[Recorded data]
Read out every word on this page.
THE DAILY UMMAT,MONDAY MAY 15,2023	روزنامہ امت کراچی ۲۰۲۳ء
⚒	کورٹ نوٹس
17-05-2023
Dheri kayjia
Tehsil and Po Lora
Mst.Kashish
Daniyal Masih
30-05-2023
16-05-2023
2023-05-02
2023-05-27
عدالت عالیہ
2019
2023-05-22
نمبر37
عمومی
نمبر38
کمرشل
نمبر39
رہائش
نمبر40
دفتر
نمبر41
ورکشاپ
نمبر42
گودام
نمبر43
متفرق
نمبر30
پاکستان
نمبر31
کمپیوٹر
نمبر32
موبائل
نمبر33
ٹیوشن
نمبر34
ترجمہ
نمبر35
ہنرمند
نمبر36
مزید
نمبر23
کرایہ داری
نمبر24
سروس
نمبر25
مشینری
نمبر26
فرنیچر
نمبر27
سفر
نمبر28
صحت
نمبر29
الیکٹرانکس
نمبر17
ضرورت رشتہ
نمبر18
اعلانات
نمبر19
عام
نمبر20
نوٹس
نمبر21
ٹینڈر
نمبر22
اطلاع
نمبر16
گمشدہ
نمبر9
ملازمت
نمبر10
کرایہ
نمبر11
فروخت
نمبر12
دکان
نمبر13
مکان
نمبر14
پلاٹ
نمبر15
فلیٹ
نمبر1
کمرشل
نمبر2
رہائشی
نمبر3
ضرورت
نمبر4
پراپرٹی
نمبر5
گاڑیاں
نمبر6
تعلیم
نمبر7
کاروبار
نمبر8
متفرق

Task description: Reproduce all the data word for word.

Result for this task:
Read out every word on this page.
THE DAILY UMMAT,MONDAY MAY 15,2023	روزنامہ امت کراچی ۲۰۲۳ء
⚒	کورٹ نوٹس
17-05-2023
Dheri kayjia
Tehsil and Po Lora
Mst.Kashish
Daniyal Masih
30-05-2023
16-05-2023
2023-05-02
2023-05-27
عدالت عالیہ
2019
2023-05-22
نمبر37
عمومی
نمبر38
کمرشل
نمبر39
رہائش
نمبر40
دفتر
نمبر41
ورکشاپ
نمبر42
گودام
نمبر43
متفرق
نمبر30
پاکستان
نمبر31
کمپیوٹر
نمبر32
موبائل
نمبر33
ٹیوشن
نمبر34
ترجمہ
نمبر35
ہنرمند
نمبر36
مزید
نمبر23
کرایہ داری
نمبر24
سروس
نمبر25
مشینری
نمبر26
فرنیچر
نمبر27
سفر
نمبر28
صحت
نمبر29
الیکٹرانکس
نمبر17
ضرورت رشتہ
نمبر18
اعلانات
نمبر19
عام
نمبر20
نوٹس
نمبر21
ٹینڈر
نمبر22
اطلاع
نمبر16
گمشدہ
نمبر9
ملازمت
نمبر10
کرایہ
نمبر11
فروخت
نمبر12
دکان
نمبر13
مکان
نمبر14
پلاٹ
نمبر15
فلیٹ
نمبر1
کمرشل
نمبر2
رہائشی
نمبر3
ضرورت
نمبر4
پراپرٹی
نمبر5
گاڑیاں
نمبر6
تعلیم
نمبر7
کاروبار
نمبر8
متفرق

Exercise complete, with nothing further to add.